===== DOCUMENT =====
Long story cut short.
A customers plant was due to have been shutdown 2 weeks ago. When his new plant was due to go online.
Therefore probably for the last couple of years "We" have been fire fighting only, with an absolute minimum of maintenance being paid for!

Anyway his plant has 6 sets of plates which have hot gas injected into them at the end of a freeze cycle, using Pm valves.
These in the past have clagged up with mineral oil and started malfunctioning.
Resulting in them having to either be replaced or latterly stripped and cleaned before being put back online.
Has anyone come across some form of cleaner we could wash these valves in situ with?
We literally only have to keep the plant going short term.
So there is no hassle with the long term contamination.
Parts are subject to say -15c to + 30c approx.

Thanks Grizzly
PS. An oil drain is not an option!

RANGER1
19-05-2014, 09:27 PM
Grizzly,
Lately have been using a couple or product in a spray can from auto spares shop.
Brake cleaner or degreaser.
Both seem to work well & degreaser very cheap, good for all cleaning of parts in & out of system.
Brake cleaner evaporates easily, so "if you spray it goes away".

We also use light scouring pad like for doing the dishes, to assist with removing "stubborn build up".
===== MATERIAL TO PROCESS =====
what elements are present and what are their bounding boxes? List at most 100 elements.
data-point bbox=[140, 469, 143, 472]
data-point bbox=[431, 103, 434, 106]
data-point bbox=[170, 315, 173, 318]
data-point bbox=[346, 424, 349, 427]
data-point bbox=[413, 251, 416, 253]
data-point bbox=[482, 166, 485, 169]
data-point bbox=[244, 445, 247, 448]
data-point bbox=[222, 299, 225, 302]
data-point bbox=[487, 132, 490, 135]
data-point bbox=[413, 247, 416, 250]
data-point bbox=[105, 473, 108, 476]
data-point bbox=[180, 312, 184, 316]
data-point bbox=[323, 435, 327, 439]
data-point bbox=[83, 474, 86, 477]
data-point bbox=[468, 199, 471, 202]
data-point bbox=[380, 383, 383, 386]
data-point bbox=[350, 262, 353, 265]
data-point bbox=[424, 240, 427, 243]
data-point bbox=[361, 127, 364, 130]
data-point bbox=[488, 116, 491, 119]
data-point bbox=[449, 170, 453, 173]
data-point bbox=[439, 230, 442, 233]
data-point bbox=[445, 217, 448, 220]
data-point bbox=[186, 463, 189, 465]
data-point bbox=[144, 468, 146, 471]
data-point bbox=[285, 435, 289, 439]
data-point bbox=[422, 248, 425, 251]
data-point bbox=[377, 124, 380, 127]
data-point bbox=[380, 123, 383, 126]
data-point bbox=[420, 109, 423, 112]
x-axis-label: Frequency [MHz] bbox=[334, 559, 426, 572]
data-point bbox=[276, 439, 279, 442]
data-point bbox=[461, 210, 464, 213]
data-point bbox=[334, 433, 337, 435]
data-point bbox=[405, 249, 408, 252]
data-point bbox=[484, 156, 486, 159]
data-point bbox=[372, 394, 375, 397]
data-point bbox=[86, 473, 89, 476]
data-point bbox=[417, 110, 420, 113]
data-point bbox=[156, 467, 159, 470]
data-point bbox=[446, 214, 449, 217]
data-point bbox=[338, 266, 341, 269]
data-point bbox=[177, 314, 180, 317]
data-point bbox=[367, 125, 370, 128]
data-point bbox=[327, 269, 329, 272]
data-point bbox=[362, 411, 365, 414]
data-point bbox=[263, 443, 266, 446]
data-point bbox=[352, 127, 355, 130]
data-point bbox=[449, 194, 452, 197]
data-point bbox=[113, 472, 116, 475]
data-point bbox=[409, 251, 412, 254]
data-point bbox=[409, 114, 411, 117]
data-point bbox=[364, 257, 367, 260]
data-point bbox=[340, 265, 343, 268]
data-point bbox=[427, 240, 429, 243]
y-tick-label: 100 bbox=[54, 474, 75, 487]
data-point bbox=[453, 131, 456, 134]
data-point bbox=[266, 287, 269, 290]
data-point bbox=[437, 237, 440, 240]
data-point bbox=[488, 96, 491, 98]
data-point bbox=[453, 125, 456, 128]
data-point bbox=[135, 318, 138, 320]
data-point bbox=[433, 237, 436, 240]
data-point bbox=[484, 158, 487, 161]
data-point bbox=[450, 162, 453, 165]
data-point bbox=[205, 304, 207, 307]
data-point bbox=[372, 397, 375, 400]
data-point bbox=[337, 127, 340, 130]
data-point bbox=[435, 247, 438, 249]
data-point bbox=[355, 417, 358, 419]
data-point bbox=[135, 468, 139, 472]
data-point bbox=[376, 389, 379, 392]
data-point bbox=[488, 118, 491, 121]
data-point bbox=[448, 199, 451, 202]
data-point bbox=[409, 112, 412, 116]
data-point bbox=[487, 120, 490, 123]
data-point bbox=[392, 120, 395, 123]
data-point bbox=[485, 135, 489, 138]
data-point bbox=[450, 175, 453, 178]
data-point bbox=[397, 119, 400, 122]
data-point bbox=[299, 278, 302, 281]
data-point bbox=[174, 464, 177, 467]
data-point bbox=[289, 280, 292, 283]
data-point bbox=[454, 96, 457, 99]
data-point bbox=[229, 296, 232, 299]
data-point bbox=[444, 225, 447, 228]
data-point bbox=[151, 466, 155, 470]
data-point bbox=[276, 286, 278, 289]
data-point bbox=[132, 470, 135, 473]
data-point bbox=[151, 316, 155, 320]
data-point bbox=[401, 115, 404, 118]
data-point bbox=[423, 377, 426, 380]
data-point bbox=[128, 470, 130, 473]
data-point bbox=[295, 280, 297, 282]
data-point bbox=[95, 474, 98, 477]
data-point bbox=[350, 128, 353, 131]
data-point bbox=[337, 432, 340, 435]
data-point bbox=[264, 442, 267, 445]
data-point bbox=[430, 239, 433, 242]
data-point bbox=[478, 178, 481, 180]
=====
:: CHALLENGES ::
1. Condense the paragraph of the valve-cleaning text that begins "Anyway his plant has 6 sets of plates" into a bulleted list, keeping its main facts.
2. In the listing, update the lines from the first one through the line containing "data-point bbox=[488, 116, 491, 119]", changing "data-point" to "marker" and leaving everything else as it is. Return only those lines.
These dataset records are unrelated to the text about clogged valves.

:: SOLUTIONS TO THE PROBLEMS ::
1.
- The plant has 6 sets of plates, and Pm valves inject hot gas into them at the end of a freeze cycle.
- In the past these valves have clogged with mineral oil and malfunctioned.
- They then had to be replaced or, more recently, stripped and cleaned before going back online.
- The writer asks whether anyone knows of a cleaner that could wash the valves in situ.
- The plant only needs to keep running short term, so long-term contamination is not a concern.
- The parts are exposed to roughly -15c to +30c.

2.
what elements are present and what are their bounding boxes? List at most 100 elements.
marker bbox=[140, 469, 143, 472]
marker bbox=[431, 103, 434, 106]
marker bbox=[170, 315, 173, 318]
marker bbox=[346, 424, 349, 427]
marker bbox=[413, 251, 416, 253]
marker bbox=[482, 166, 485, 169]
marker bbox=[244, 445, 247, 448]
marker bbox=[222, 299, 225, 302]
marker bbox=[487, 132, 490, 135]
marker bbox=[413, 247, 416, 250]
marker bbox=[105, 473, 108, 476]
marker bbox=[180, 312, 184, 316]
marker bbox=[323, 435, 327, 439]
marker bbox=[83, 474, 86, 477]
marker bbox=[468, 199, 471, 202]
marker bbox=[380, 383, 383, 386]
marker bbox=[350, 262, 353, 265]
marker bbox=[424, 240, 427, 243]
marker bbox=[361, 127, 364, 130]
marker bbox=[488, 116, 491, 119]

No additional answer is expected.